____ Material
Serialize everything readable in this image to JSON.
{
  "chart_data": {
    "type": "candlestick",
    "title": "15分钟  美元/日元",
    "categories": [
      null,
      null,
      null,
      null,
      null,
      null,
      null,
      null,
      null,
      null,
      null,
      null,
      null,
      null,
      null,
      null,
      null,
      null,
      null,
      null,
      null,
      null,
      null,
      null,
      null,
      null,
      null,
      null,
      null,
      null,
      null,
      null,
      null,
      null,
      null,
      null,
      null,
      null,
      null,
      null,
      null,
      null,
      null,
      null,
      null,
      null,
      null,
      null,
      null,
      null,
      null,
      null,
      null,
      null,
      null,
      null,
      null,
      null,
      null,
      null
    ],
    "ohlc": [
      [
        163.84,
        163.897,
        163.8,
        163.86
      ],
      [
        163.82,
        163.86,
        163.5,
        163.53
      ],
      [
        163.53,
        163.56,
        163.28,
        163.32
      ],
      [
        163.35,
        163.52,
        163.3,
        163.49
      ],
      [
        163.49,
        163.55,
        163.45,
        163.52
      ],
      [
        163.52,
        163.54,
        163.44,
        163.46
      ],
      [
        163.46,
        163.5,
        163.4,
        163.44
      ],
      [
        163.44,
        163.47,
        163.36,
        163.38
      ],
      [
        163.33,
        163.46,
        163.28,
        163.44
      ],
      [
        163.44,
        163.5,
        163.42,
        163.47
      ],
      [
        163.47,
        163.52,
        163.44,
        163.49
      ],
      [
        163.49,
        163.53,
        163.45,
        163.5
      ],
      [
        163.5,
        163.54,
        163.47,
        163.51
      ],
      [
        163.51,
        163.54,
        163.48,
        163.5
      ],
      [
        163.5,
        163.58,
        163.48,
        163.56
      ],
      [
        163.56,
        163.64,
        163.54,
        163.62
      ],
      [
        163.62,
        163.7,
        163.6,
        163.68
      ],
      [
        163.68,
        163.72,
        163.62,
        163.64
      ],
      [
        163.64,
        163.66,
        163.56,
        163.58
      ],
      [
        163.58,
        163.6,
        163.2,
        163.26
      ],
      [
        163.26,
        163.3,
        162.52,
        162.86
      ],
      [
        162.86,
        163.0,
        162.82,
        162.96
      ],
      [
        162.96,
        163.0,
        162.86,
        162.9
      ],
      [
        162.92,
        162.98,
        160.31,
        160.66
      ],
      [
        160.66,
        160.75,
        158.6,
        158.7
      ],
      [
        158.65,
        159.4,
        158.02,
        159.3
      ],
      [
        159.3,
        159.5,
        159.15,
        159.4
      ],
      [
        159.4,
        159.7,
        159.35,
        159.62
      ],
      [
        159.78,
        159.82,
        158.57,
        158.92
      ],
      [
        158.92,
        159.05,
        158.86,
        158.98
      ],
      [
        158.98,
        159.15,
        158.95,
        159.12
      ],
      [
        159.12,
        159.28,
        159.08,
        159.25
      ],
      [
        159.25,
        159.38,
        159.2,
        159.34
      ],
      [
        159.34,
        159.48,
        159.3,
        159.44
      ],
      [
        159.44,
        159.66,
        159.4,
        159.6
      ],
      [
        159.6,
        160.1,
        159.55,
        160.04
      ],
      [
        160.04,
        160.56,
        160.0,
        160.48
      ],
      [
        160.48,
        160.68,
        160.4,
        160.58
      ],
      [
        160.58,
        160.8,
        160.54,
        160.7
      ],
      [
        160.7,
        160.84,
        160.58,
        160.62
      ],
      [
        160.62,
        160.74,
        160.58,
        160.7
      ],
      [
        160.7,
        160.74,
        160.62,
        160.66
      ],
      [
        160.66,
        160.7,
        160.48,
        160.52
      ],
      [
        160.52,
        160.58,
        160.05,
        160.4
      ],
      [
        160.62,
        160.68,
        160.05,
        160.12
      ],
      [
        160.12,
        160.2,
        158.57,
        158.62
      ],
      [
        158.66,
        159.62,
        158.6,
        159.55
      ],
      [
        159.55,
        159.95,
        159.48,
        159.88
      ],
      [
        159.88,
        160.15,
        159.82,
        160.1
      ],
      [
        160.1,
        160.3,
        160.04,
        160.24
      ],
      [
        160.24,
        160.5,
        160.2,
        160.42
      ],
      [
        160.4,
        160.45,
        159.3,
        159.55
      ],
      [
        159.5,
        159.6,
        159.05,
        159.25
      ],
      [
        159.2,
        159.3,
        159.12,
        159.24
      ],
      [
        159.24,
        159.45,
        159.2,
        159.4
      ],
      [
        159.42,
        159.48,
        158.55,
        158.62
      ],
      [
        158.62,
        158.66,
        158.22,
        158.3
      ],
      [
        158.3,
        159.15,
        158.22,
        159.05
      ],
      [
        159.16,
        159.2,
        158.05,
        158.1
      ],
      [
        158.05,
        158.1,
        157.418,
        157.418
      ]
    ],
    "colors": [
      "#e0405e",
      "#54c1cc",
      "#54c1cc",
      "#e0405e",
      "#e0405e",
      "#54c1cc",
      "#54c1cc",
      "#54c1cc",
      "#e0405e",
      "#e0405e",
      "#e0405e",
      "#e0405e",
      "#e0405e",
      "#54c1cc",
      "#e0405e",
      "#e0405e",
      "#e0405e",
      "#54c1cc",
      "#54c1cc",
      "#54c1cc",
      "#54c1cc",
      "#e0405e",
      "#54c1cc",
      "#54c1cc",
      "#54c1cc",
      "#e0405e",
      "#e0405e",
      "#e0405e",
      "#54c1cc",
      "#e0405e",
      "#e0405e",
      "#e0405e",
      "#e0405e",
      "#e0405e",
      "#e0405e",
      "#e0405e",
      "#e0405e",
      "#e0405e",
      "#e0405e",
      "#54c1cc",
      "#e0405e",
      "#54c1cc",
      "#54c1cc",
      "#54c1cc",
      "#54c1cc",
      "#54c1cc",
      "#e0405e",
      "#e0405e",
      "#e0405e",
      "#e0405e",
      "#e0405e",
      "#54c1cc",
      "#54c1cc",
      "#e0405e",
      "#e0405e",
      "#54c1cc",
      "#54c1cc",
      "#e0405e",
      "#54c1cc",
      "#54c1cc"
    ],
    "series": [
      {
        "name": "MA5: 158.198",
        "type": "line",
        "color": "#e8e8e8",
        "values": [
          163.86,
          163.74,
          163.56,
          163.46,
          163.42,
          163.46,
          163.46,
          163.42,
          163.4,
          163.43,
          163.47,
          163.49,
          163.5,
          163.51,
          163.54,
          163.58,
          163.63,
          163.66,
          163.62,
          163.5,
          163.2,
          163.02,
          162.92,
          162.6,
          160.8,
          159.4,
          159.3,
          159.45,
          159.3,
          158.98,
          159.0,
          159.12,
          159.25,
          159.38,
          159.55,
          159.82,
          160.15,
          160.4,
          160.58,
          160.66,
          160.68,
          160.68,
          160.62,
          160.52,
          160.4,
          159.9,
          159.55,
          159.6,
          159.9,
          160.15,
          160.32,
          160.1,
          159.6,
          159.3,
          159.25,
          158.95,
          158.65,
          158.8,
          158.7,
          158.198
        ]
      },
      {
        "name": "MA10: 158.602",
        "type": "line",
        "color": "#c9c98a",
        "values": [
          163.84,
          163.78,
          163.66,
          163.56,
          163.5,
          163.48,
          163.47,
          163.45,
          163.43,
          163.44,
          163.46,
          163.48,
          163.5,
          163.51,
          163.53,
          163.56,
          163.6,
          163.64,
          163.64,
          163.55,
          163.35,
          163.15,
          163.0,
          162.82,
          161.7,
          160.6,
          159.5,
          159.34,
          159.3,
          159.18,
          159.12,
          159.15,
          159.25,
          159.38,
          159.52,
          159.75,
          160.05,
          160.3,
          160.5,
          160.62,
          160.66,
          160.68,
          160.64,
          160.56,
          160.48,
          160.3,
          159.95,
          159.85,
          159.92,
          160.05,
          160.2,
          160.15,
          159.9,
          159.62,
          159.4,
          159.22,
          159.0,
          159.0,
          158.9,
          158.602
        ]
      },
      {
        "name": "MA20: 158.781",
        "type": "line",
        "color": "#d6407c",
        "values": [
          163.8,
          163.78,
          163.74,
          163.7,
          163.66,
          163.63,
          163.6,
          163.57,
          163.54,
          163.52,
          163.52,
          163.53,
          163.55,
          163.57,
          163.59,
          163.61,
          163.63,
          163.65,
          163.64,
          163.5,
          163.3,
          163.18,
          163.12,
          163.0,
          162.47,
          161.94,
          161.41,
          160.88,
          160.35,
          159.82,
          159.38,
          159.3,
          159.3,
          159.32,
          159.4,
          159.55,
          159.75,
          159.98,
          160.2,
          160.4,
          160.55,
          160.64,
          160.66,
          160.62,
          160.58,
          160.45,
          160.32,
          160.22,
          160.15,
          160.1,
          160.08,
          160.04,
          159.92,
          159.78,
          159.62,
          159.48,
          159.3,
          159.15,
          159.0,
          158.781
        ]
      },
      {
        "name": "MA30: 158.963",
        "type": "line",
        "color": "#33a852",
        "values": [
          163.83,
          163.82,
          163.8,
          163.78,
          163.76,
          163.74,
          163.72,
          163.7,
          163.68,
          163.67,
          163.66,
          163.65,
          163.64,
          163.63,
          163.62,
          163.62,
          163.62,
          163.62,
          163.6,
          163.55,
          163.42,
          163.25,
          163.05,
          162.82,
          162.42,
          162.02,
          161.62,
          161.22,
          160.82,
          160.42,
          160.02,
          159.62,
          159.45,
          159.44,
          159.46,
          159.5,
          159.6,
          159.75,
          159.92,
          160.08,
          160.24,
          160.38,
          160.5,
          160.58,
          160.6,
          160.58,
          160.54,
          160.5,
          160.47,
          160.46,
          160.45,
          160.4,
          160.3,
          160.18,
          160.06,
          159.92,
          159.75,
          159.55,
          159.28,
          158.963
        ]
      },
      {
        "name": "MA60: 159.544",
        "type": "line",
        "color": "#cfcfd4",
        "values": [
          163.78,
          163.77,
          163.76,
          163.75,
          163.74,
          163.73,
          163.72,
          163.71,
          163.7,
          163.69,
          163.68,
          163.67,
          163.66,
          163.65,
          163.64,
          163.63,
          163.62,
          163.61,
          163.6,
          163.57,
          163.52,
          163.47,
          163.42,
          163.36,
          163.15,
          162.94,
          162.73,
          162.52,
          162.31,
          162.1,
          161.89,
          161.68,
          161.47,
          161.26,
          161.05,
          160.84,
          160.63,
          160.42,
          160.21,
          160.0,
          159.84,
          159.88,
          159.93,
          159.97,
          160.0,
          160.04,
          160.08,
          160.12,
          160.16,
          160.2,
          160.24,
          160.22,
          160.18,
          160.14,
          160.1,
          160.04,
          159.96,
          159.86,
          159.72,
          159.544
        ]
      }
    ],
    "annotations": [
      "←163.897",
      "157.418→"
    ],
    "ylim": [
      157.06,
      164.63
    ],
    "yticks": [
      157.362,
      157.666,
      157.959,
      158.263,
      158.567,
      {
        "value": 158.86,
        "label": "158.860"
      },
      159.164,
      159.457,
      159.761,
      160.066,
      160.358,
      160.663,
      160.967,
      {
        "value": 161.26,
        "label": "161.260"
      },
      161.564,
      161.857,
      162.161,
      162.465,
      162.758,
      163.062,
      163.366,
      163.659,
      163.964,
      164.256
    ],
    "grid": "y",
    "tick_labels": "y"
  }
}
________
- _Work required_:
Pick out the lines that contain "name" and copy them.

- _Exercise output_:
        "name": "MA5: 158.198",
        "name": "MA10: 158.602",
        "name": "MA20: 158.781",
        "name": "MA30: 158.963",
        "name": "MA60: 159.544",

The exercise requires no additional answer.